Dataset entries
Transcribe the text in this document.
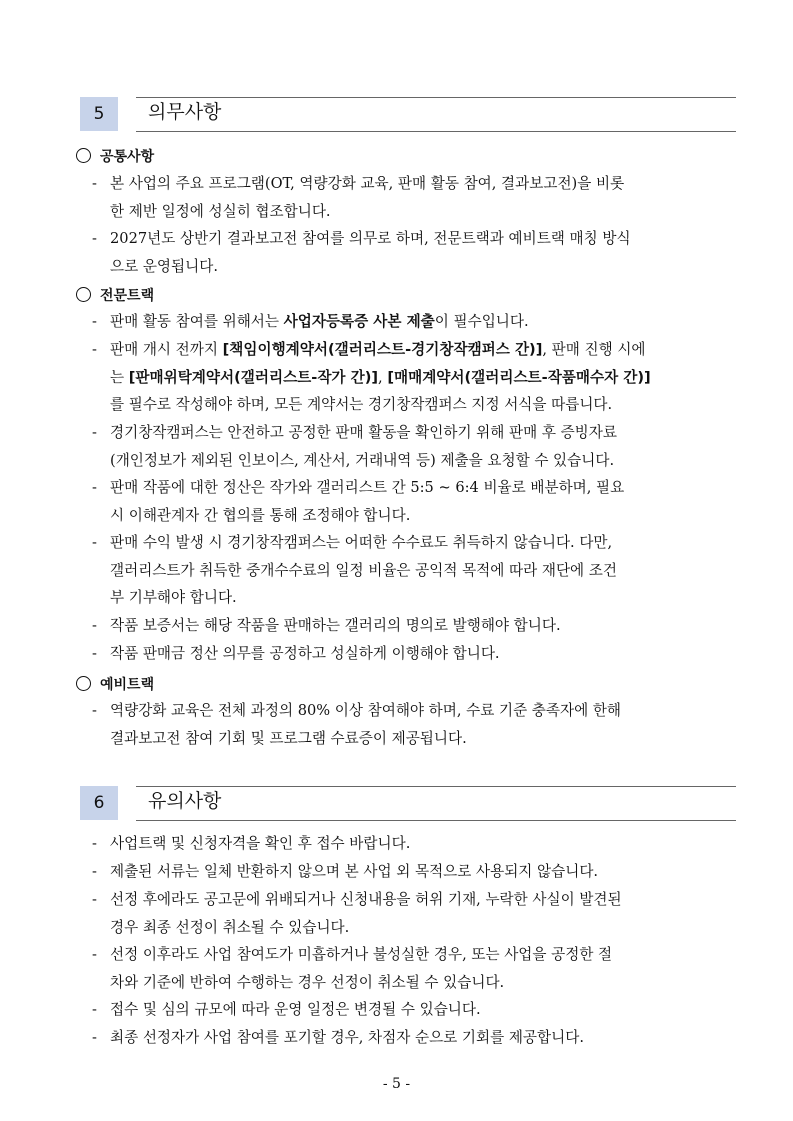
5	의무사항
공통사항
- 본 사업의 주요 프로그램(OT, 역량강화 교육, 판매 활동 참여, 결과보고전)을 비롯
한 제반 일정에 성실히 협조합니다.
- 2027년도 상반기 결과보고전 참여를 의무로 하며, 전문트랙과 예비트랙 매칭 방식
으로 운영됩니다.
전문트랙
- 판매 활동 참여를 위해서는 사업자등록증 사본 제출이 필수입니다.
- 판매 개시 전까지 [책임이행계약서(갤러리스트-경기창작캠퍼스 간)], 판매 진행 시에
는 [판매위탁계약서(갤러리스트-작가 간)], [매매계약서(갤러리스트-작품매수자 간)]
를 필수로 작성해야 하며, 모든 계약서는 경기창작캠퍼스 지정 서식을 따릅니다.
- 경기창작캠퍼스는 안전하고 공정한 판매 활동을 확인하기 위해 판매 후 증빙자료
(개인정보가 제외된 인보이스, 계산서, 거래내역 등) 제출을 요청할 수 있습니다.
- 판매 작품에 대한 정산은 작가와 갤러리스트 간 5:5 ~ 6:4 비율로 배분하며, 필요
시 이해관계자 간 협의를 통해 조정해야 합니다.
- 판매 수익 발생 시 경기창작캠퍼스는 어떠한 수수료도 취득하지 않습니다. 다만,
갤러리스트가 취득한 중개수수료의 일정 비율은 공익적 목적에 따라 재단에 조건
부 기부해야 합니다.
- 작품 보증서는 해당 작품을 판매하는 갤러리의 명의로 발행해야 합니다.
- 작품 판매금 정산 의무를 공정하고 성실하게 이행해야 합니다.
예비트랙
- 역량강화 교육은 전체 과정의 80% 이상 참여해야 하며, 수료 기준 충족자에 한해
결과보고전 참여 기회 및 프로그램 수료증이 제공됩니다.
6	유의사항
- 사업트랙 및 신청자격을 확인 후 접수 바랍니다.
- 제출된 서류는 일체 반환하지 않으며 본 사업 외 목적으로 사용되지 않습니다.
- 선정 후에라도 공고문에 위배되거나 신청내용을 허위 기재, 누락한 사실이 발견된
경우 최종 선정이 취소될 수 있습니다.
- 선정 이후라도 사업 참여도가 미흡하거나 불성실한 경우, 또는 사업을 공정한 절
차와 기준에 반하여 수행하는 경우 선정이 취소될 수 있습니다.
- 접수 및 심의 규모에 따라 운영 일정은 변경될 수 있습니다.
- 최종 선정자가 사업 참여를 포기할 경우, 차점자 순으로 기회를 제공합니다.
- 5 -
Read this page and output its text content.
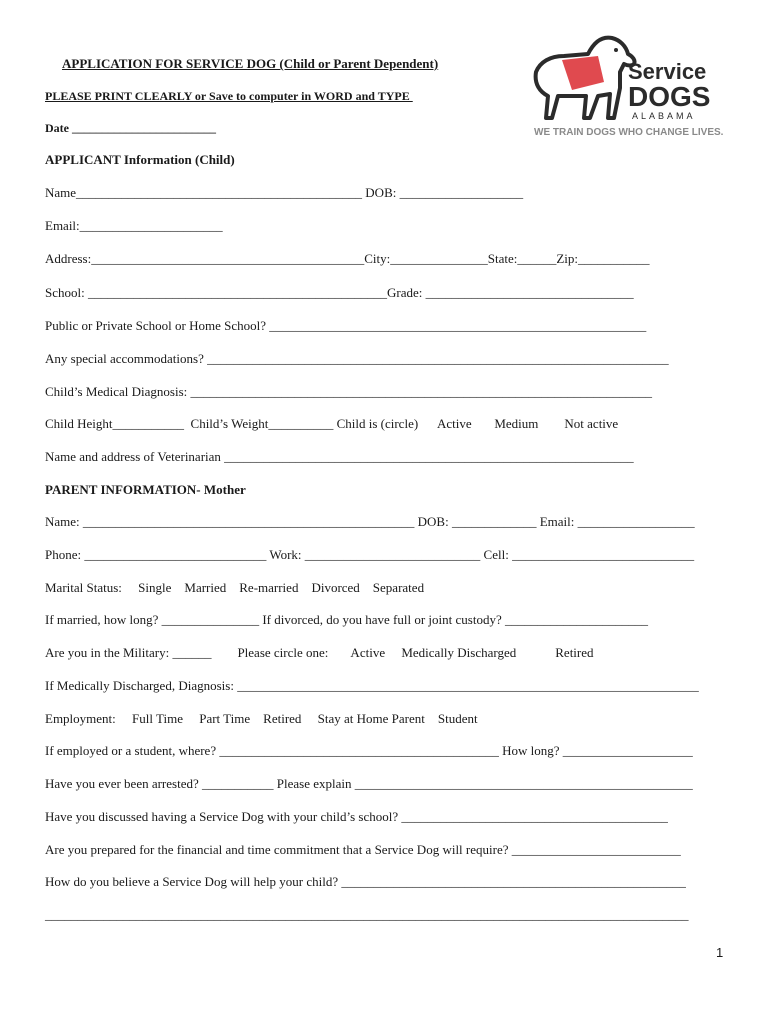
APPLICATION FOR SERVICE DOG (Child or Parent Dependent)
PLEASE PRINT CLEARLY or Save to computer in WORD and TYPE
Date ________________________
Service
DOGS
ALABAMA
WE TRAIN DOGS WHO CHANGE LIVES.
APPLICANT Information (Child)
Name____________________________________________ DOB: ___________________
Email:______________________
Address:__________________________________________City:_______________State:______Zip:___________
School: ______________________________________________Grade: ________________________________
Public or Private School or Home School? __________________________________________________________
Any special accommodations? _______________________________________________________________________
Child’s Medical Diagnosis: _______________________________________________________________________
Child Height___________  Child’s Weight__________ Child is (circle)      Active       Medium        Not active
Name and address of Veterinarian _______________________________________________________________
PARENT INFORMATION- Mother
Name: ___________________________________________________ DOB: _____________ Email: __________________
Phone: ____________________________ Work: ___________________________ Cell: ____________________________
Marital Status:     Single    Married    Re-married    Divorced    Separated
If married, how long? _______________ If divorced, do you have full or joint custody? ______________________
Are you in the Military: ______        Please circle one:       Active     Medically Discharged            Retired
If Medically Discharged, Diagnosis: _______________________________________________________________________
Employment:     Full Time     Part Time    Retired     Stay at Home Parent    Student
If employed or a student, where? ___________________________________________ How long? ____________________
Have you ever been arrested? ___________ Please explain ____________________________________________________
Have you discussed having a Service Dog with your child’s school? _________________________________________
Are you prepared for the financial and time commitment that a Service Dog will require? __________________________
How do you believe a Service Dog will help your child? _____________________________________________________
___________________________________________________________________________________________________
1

Problem description
Pull every line containing "your" out of the data above.

Correct response
Have you discussed having a Service Dog with your child’s school? _________________________________________
How do you believe a Service Dog will help your child? _____________________________________________________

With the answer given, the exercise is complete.